Ao encerrar o congresso realizado em São Paulo, a Federação Nacional das Escolas de Samba (Fenasamba) pediu a adoção de políticas públicas de valorização das agremiações em todo o Brasil, com foco na qualificação profissional e no fomento do turismo fora das grandes cidades. A edição de 2026 do Conasamba destacou a importância de fortalecer escolas de samba de bairro e de comunidades, não apenas os grupos especiais do Rio de Janeiro e de São Paulo.
A Carta de São Paulo, divulgada ao fim do evento, afirma que milhares de escolas mantêm viva a tradição, formando artistas, preservando memórias e fortalecendo identidades. O encontro ocorreu entre 4 e 7 de junho e abordou temas como carnaval de rua, sustentabilidade, empreendedorismo e participação das mulheres na festa e nas escolas.

Tarefa: Continue o texto sobre o encerramento do Conasamba 2026 a partir da última frase apresentada.

Linhas fornecidas:
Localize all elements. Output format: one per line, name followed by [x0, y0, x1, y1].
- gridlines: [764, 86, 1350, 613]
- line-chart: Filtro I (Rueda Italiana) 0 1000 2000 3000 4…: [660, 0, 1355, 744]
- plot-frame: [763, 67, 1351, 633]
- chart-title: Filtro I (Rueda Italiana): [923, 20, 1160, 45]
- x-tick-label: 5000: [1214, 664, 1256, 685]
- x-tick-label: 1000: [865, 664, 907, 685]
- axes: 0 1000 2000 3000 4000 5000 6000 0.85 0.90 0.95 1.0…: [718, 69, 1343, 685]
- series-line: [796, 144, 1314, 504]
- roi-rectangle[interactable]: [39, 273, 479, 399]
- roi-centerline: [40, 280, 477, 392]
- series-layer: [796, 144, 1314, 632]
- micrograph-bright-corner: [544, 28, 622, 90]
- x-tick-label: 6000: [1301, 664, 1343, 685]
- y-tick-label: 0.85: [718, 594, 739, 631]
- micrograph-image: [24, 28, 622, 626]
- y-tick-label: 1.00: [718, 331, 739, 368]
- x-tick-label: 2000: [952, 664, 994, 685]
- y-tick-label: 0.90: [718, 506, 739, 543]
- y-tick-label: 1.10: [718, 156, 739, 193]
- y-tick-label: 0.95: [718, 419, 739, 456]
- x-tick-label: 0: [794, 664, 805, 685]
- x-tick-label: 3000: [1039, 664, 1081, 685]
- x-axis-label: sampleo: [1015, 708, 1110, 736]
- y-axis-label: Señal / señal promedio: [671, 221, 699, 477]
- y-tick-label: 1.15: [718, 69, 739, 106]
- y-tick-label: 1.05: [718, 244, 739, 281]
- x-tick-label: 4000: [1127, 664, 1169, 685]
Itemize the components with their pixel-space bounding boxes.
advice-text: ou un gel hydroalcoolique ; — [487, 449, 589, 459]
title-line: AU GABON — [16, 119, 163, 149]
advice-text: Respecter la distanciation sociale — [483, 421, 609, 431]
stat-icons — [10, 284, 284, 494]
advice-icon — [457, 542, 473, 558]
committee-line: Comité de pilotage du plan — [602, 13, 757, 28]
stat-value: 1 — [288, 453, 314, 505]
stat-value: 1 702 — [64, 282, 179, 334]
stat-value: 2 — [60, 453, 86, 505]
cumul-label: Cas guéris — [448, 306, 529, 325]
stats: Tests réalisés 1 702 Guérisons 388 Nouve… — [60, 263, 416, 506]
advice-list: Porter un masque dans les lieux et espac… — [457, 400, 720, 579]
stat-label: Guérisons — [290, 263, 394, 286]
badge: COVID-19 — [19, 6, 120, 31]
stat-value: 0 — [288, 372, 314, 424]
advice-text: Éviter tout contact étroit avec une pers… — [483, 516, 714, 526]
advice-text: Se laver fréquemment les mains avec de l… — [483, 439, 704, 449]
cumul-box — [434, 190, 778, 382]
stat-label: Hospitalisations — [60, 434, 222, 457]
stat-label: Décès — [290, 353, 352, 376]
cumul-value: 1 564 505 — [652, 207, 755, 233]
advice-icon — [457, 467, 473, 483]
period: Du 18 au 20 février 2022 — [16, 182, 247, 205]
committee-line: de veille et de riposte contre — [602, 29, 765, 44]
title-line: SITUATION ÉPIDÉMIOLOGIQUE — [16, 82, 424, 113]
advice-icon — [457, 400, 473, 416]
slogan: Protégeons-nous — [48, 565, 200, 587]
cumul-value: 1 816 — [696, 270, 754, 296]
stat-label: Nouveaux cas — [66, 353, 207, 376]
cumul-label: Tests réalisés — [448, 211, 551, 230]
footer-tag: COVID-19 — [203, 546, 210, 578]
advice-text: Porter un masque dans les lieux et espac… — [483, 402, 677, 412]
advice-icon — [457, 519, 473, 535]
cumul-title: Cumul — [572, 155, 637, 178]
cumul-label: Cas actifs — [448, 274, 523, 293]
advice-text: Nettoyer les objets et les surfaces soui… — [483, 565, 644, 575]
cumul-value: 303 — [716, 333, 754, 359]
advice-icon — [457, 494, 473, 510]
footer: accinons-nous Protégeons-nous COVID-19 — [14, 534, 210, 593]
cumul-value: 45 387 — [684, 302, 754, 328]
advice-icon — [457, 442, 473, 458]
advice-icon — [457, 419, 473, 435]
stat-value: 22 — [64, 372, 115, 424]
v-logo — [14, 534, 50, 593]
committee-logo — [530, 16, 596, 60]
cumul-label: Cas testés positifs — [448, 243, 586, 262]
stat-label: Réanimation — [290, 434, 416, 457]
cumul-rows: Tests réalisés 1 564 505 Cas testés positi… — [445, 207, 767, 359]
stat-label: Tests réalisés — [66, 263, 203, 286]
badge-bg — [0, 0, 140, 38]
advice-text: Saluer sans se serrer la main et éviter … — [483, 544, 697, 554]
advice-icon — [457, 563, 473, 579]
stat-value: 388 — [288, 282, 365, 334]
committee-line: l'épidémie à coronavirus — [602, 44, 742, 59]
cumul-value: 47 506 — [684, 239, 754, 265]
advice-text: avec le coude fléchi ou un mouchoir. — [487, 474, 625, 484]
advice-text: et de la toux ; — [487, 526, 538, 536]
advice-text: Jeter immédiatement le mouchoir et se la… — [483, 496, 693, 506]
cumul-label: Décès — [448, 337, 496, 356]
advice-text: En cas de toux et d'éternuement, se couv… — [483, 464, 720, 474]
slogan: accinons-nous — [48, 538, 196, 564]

Resposta do exercício:
Pedido por políticas públicas permanentes
A carta defende políticas de Estado que garantam a qualificação de profissionais do carnaval, ampliem o acesso a mecanismos de financiamento e promovam o intercâmbio de experiências entre regiões. Os representantes defendem distribuição mais justa de verbas públicas para favorecer grupos com menos visibilidade.
Política Nacional de Fomento ao Carnaval
O documento cobra a criação imediata de uma Política Nacional de Fomento ao Carnaval, com recursos federais contínuos e critérios técnicos, culturais e sociais para a distribuição entre estados. A ideia é evitar dependência de financiamentos provisórios e fortalecer estruturas em todo o país.